Write out the entire listing below exactly, with the pictures left out.

▸ INFORMATION GIVEN
***
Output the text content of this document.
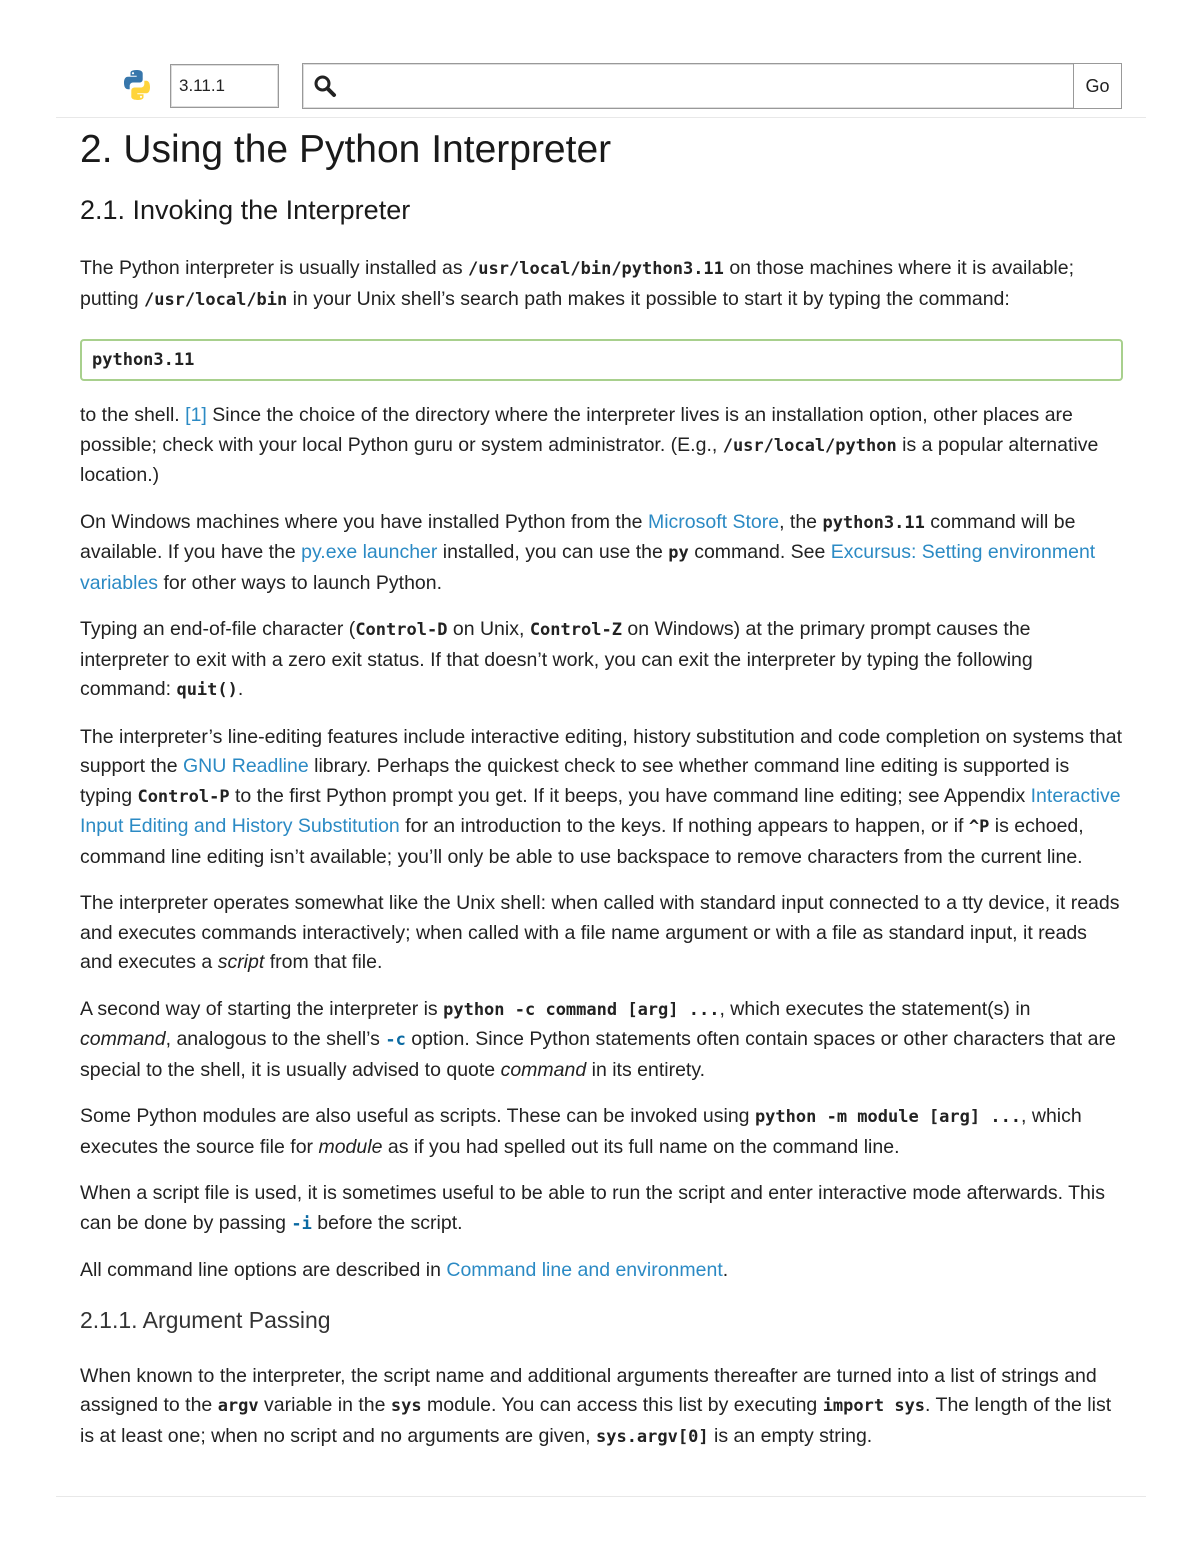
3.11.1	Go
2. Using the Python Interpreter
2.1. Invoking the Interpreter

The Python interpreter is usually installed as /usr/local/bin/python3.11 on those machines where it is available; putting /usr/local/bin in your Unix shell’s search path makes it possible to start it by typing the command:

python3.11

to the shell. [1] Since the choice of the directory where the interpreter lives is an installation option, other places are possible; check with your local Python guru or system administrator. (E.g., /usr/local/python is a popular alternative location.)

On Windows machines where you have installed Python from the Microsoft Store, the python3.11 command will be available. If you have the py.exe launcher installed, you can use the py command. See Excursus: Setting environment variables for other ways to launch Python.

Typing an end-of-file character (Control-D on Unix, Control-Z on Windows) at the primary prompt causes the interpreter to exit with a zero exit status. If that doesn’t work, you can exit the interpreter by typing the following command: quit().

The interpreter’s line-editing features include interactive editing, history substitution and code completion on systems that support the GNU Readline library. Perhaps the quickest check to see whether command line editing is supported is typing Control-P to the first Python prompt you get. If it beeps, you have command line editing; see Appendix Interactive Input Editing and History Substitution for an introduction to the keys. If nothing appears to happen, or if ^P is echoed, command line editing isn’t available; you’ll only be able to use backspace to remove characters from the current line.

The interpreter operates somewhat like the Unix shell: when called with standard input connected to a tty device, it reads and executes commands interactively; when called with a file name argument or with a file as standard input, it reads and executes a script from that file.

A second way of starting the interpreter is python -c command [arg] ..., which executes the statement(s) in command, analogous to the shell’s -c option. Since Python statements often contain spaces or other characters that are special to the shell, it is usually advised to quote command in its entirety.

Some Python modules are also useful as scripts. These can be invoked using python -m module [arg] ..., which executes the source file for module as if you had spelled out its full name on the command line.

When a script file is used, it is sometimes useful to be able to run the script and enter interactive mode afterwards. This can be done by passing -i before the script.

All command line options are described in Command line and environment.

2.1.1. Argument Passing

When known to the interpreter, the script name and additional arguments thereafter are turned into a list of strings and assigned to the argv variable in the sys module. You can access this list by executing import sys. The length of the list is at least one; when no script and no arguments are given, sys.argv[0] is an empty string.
***
▸ SOLUTION TO THE PROBLEM
Output the text content of this document.
3.11.1	Go
2. Using the Python Interpreter
2.1. Invoking the Interpreter

The Python interpreter is usually installed as /usr/local/bin/python3.11 on those machines where it is available; putting /usr/local/bin in your Unix shell’s search path makes it possible to start it by typing the command:

python3.11

to the shell. [1] Since the choice of the directory where the interpreter lives is an installation option, other places are possible; check with your local Python guru or system administrator. (E.g., /usr/local/python is a popular alternative location.)

On Windows machines where you have installed Python from the Microsoft Store, the python3.11 command will be available. If you have the py.exe launcher installed, you can use the py command. See Excursus: Setting environment variables for other ways to launch Python.

Typing an end-of-file character (Control-D on Unix, Control-Z on Windows) at the primary prompt causes the interpreter to exit with a zero exit status. If that doesn’t work, you can exit the interpreter by typing the following command: quit().

The interpreter’s line-editing features include interactive editing, history substitution and code completion on systems that support the GNU Readline library. Perhaps the quickest check to see whether command line editing is supported is typing Control-P to the first Python prompt you get. If it beeps, you have command line editing; see Appendix Interactive Input Editing and History Substitution for an introduction to the keys. If nothing appears to happen, or if ^P is echoed, command line editing isn’t available; you’ll only be able to use backspace to remove characters from the current line.

The interpreter operates somewhat like the Unix shell: when called with standard input connected to a tty device, it reads and executes commands interactively; when called with a file name argument or with a file as standard input, it reads and executes a script from that file.

A second way of starting the interpreter is python -c command [arg] ..., which executes the statement(s) in command, analogous to the shell’s -c option. Since Python statements often contain spaces or other characters that are special to the shell, it is usually advised to quote command in its entirety.

Some Python modules are also useful as scripts. These can be invoked using python -m module [arg] ..., which executes the source file for module as if you had spelled out its full name on the command line.

When a script file is used, it is sometimes useful to be able to run the script and enter interactive mode afterwards. This can be done by passing -i before the script.

All command line options are described in Command line and environment.

2.1.1. Argument Passing

When known to the interpreter, the script name and additional arguments thereafter are turned into a list of strings and assigned to the argv variable in the sys module. You can access this list by executing import sys. The length of the list is at least one; when no script and no arguments are given, sys.argv[0] is an empty string.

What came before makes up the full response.